Extracted data:
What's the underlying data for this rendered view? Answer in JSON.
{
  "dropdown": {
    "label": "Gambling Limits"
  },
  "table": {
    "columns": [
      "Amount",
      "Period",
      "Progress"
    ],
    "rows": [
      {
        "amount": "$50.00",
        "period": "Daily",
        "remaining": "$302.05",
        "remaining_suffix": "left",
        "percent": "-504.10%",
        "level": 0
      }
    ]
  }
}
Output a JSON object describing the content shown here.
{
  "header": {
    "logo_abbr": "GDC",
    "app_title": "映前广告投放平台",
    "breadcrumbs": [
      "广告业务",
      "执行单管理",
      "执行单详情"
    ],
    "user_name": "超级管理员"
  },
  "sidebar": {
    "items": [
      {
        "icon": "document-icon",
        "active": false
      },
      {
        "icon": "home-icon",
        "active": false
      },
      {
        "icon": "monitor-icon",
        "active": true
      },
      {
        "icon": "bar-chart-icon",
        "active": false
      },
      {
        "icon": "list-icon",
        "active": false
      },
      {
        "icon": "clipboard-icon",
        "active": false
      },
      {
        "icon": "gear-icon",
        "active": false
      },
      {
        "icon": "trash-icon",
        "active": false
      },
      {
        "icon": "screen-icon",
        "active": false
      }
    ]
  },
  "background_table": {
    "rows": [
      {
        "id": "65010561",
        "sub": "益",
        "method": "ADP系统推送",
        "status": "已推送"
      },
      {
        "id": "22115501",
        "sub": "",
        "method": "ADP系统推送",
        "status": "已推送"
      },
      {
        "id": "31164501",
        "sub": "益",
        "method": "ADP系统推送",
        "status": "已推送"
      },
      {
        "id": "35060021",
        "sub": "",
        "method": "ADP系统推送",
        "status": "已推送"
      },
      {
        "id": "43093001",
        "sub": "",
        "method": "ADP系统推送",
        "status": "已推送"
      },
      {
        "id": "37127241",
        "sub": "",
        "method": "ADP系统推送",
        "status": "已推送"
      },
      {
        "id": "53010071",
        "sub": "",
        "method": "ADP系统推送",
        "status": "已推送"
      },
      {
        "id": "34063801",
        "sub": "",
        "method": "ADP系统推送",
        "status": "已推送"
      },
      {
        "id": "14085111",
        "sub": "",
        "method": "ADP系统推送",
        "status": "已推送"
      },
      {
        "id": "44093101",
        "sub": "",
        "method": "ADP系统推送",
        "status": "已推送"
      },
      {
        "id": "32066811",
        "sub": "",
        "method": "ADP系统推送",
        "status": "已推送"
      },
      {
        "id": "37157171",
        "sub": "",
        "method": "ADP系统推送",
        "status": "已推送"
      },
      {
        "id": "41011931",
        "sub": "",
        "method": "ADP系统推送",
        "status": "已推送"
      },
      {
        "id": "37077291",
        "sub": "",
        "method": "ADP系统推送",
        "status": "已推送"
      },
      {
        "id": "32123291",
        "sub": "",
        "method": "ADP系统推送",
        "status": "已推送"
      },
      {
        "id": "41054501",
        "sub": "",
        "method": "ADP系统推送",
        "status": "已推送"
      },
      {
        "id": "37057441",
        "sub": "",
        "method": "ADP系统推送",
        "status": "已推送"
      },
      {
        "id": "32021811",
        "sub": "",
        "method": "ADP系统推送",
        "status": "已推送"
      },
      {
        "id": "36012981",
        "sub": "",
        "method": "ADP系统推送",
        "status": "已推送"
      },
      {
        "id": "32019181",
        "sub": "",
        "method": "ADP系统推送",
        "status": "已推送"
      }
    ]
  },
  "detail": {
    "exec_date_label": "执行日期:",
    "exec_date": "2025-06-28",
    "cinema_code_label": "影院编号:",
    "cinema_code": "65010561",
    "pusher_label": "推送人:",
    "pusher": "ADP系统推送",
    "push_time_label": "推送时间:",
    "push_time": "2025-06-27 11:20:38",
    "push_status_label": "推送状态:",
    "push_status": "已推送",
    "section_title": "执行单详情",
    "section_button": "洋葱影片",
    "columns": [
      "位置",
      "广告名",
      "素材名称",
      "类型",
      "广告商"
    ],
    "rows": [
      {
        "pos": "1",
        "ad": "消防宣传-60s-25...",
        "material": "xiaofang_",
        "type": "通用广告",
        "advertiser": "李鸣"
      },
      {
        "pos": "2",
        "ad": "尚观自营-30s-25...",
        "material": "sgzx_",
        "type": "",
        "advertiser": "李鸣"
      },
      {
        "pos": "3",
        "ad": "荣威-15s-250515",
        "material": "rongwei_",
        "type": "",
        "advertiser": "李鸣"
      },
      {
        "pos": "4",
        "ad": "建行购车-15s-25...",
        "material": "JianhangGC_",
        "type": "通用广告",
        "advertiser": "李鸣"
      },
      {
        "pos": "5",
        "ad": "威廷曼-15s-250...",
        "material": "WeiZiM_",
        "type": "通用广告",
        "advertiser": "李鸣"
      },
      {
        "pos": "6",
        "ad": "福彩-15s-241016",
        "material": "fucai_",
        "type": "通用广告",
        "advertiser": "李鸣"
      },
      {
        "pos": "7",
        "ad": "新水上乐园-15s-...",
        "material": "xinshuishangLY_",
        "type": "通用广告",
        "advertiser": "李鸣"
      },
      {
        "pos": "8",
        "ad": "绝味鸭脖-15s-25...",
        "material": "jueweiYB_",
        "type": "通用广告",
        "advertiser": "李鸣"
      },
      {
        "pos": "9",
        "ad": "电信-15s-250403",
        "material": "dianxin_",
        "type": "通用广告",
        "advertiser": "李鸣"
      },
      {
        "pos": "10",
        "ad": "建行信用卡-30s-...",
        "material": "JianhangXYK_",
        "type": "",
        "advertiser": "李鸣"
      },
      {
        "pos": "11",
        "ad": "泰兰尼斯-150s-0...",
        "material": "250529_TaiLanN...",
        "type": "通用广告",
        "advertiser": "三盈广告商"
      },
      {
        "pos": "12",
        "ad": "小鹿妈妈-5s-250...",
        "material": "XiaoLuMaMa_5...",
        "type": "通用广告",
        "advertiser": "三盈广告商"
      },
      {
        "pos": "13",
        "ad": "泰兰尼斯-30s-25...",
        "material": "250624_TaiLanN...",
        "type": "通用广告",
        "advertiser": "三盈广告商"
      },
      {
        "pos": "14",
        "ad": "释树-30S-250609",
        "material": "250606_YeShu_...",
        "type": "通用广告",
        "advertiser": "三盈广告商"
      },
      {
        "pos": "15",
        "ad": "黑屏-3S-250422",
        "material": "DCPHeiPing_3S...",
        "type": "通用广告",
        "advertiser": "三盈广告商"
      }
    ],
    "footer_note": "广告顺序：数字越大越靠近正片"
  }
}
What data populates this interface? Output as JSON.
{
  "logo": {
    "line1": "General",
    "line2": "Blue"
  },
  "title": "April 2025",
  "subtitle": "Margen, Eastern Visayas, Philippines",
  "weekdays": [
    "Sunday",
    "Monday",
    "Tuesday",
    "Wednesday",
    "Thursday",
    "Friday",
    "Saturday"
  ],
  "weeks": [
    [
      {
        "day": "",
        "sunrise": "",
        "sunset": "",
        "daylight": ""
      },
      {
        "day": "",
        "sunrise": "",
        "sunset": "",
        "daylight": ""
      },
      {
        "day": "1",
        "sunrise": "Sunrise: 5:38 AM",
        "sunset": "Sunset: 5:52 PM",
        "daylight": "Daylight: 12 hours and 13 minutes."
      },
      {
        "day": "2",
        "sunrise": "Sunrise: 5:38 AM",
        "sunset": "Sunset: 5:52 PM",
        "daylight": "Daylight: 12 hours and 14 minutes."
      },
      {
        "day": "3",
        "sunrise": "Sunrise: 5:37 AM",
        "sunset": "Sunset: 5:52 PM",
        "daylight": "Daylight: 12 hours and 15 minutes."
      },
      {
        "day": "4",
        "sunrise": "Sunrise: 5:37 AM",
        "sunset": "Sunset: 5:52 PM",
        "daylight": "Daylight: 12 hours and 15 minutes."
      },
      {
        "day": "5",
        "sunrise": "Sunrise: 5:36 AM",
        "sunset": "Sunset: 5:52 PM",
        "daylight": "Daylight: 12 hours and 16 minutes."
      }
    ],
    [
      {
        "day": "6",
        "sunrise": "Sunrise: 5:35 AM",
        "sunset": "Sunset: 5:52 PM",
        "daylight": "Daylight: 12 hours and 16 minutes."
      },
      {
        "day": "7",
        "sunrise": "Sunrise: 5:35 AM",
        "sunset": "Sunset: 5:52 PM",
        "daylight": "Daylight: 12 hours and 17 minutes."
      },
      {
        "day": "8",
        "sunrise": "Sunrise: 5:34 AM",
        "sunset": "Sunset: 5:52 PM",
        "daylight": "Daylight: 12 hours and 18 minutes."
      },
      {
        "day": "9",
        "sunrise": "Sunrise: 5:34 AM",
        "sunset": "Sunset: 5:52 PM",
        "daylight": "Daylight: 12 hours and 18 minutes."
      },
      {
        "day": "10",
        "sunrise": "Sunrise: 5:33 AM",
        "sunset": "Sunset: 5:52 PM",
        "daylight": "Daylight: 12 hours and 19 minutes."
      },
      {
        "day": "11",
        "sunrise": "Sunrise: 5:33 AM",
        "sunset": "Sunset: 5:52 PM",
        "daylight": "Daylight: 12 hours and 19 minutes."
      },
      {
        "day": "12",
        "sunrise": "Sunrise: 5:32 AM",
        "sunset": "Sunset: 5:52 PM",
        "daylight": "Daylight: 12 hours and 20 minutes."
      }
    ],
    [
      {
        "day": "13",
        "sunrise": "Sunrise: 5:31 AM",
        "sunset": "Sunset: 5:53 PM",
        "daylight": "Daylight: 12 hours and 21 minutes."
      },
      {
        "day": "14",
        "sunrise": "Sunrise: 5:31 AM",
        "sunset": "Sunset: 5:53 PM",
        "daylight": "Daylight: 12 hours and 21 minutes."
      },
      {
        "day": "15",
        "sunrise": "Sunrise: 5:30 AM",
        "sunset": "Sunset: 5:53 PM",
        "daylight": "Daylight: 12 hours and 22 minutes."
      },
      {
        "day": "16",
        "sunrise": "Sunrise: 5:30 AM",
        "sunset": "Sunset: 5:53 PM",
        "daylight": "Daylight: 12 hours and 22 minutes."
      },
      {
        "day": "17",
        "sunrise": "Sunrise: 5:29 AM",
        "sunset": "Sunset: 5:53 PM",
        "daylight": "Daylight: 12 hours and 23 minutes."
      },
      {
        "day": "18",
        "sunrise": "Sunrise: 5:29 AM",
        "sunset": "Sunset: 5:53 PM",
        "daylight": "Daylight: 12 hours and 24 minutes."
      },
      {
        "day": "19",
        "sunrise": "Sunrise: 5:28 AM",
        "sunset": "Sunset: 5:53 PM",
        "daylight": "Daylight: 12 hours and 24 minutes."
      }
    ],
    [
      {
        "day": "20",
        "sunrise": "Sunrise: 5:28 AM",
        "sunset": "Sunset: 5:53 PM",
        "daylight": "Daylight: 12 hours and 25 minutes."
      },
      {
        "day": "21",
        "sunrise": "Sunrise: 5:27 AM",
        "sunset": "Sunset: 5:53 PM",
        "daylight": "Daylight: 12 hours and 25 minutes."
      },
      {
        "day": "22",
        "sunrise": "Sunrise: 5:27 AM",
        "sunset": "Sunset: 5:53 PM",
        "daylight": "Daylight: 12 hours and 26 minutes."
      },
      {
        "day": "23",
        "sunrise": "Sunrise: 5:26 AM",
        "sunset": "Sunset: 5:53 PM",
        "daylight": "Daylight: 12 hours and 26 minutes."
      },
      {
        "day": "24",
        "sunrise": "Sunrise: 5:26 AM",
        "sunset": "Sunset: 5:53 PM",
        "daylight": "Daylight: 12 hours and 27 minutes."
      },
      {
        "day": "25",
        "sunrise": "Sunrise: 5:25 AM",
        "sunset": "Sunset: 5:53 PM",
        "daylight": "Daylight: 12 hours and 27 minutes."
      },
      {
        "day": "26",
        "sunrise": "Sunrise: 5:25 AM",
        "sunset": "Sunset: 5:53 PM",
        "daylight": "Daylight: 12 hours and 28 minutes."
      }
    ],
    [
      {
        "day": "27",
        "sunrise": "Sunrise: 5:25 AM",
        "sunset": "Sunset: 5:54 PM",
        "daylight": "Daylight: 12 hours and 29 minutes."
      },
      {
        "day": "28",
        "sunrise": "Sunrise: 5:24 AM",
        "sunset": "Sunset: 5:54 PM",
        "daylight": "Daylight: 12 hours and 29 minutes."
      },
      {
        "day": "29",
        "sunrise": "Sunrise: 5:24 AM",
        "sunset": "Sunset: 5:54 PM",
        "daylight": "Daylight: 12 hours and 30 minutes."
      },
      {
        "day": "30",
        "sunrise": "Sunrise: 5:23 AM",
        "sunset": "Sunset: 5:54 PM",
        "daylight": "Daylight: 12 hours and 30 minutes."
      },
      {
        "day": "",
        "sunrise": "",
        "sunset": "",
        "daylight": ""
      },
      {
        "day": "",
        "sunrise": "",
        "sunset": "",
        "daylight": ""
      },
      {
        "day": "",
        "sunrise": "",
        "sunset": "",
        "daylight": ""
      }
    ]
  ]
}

Do this: Look through the entries above. Extract each line with the word "JSON".

Response:
What's the underlying data for this rendered view? Answer in JSON.
Output a JSON object describing the content shown here.
What data populates this interface? Output as JSON.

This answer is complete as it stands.